- **Stated task**
The records below must be retyped exactly.

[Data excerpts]
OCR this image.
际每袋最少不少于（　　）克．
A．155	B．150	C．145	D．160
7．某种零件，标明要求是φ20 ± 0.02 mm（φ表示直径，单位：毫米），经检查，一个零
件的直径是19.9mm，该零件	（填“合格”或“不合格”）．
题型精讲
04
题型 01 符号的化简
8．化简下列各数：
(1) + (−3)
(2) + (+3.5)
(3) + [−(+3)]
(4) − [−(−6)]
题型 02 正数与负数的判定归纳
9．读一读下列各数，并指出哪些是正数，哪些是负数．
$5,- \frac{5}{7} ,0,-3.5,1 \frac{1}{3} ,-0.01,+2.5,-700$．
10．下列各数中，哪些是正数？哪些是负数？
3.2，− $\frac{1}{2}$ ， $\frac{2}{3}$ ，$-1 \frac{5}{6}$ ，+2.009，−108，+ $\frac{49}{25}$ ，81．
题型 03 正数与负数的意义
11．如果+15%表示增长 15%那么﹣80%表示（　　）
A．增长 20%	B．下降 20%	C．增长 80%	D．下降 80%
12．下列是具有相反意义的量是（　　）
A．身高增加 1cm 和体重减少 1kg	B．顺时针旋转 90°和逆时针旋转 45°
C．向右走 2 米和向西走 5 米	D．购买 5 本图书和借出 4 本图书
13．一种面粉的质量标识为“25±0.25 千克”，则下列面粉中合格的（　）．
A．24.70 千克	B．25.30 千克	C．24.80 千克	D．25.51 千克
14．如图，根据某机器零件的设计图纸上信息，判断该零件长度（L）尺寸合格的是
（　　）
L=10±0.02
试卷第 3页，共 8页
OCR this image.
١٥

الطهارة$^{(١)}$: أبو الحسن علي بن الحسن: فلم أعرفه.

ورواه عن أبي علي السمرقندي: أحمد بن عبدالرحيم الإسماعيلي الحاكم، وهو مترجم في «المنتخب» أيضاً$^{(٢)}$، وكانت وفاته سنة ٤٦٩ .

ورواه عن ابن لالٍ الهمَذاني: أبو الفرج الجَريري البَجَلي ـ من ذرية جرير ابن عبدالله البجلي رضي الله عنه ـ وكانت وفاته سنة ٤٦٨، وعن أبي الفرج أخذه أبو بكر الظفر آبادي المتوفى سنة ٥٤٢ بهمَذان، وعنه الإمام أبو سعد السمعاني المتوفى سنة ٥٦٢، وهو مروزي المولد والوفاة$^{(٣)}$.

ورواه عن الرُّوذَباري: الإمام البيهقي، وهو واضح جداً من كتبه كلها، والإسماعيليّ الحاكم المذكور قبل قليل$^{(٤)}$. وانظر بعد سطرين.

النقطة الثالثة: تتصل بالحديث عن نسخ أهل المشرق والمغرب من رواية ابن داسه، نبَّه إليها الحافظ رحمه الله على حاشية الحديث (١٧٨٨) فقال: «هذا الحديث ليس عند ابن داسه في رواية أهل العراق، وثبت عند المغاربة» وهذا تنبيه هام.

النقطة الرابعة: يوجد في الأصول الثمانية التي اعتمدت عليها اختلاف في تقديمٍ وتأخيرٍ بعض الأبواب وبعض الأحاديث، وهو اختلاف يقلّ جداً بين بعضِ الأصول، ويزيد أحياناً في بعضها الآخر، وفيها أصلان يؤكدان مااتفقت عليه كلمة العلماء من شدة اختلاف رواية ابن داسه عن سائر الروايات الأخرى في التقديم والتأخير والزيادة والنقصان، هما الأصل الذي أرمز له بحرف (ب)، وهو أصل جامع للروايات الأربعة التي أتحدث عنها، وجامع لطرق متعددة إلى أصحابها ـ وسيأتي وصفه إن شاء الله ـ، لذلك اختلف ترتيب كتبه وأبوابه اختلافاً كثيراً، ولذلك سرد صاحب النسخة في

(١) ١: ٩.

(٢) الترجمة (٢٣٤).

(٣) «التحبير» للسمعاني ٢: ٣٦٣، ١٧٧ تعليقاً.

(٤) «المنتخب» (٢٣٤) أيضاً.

- **Task solution**
OCR this image.
际每袋最少不少于（　　）克．
A．155	B．150	C．145	D．160
7．某种零件，标明要求是φ20 ± 0.02 mm（φ表示直径，单位：毫米），经检查，一个零
件的直径是19.9mm，该零件	（填“合格”或“不合格”）．
题型精讲
04
题型 01 符号的化简
8．化简下列各数：
(1) + (−3)
(2) + (+3.5)
(3) + [−(+3)]
(4) − [−(−6)]
题型 02 正数与负数的判定归纳
9．读一读下列各数，并指出哪些是正数，哪些是负数．
$5,- \frac{5}{7} ,0,-3.5,1 \frac{1}{3} ,-0.01,+2.5,-700$．
10．下列各数中，哪些是正数？哪些是负数？
3.2，− $\frac{1}{2}$ ， $\frac{2}{3}$ ，$-1 \frac{5}{6}$ ，+2.009，−108，+ $\frac{49}{25}$ ，81．
题型 03 正数与负数的意义
11．如果+15%表示增长 15%那么﹣80%表示（　　）
A．增长 20%	B．下降 20%	C．增长 80%	D．下降 80%
12．下列是具有相反意义的量是（　　）
A．身高增加 1cm 和体重减少 1kg	B．顺时针旋转 90°和逆时针旋转 45°
C．向右走 2 米和向西走 5 米	D．购买 5 本图书和借出 4 本图书
13．一种面粉的质量标识为“25±0.25 千克”，则下列面粉中合格的（　）．
A．24.70 千克	B．25.30 千克	C．24.80 千克	D．25.51 千克
14．如图，根据某机器零件的设计图纸上信息，判断该零件长度（L）尺寸合格的是
（　　）
L=10±0.02
试卷第 3页，共 8页
OCR this image.
١٥

الطهارة$^{(١)}$: أبو الحسن علي بن الحسن: فلم أعرفه.

ورواه عن أبي علي السمرقندي: أحمد بن عبدالرحيم الإسماعيلي الحاكم، وهو مترجم في «المنتخب» أيضاً$^{(٢)}$، وكانت وفاته سنة ٤٦٩ .

ورواه عن ابن لالٍ الهمَذاني: أبو الفرج الجَريري البَجَلي ـ من ذرية جرير ابن عبدالله البجلي رضي الله عنه ـ وكانت وفاته سنة ٤٦٨، وعن أبي الفرج أخذه أبو بكر الظفر آبادي المتوفى سنة ٥٤٢ بهمَذان، وعنه الإمام أبو سعد السمعاني المتوفى سنة ٥٦٢، وهو مروزي المولد والوفاة$^{(٣)}$.

ورواه عن الرُّوذَباري: الإمام البيهقي، وهو واضح جداً من كتبه كلها، والإسماعيليّ الحاكم المذكور قبل قليل$^{(٤)}$. وانظر بعد سطرين.

النقطة الثالثة: تتصل بالحديث عن نسخ أهل المشرق والمغرب من رواية ابن داسه، نبَّه إليها الحافظ رحمه الله على حاشية الحديث (١٧٨٨) فقال: «هذا الحديث ليس عند ابن داسه في رواية أهل العراق، وثبت عند المغاربة» وهذا تنبيه هام.

النقطة الرابعة: يوجد في الأصول الثمانية التي اعتمدت عليها اختلاف في تقديمٍ وتأخيرٍ بعض الأبواب وبعض الأحاديث، وهو اختلاف يقلّ جداً بين بعضِ الأصول، ويزيد أحياناً في بعضها الآخر، وفيها أصلان يؤكدان مااتفقت عليه كلمة العلماء من شدة اختلاف رواية ابن داسه عن سائر الروايات الأخرى في التقديم والتأخير والزيادة والنقصان، هما الأصل الذي أرمز له بحرف (ب)، وهو أصل جامع للروايات الأربعة التي أتحدث عنها، وجامع لطرق متعددة إلى أصحابها ـ وسيأتي وصفه إن شاء الله ـ، لذلك اختلف ترتيب كتبه وأبوابه اختلافاً كثيراً، ولذلك سرد صاحب النسخة في

(١) ١: ٩.

(٢) الترجمة (٢٣٤).

(٣) «التحبير» للسمعاني ٢: ٣٦٣، ١٧٧ تعليقاً.

(٤) «المنتخب» (٢٣٤) أيضاً.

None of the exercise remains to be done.